***** Dataset entries *****
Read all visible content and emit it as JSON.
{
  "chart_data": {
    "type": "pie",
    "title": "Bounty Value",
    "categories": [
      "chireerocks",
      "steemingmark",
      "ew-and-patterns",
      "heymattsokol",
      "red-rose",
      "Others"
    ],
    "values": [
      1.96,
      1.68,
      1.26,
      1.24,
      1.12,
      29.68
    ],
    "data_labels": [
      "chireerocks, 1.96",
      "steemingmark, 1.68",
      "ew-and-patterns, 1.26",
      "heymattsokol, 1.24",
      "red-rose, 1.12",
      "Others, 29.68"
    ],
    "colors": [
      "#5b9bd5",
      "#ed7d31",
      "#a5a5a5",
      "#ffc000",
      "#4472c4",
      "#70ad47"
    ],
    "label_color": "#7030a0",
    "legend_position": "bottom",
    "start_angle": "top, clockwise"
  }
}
*****
Reproduce the material exactly, with every line intact.

= Task response =
Read all visible content and emit it as JSON.
{
  "chart_data": {
    "type": "pie",
    "title": "Bounty Value",
    "categories": [
      "chireerocks",
      "steemingmark",
      "ew-and-patterns",
      "heymattsokol",
      "red-rose",
      "Others"
    ],
    "values": [
      1.96,
      1.68,
      1.26,
      1.24,
      1.12,
      29.68
    ],
    "data_labels": [
      "chireerocks, 1.96",
      "steemingmark, 1.68",
      "ew-and-patterns, 1.26",
      "heymattsokol, 1.24",
      "red-rose, 1.12",
      "Others, 29.68"
    ],
    "colors": [
      "#5b9bd5",
      "#ed7d31",
      "#a5a5a5",
      "#ffc000",
      "#4472c4",
      "#70ad47"
    ],
    "label_color": "#7030a0",
    "legend_position": "bottom",
    "start_angle": "top, clockwise"
  }
}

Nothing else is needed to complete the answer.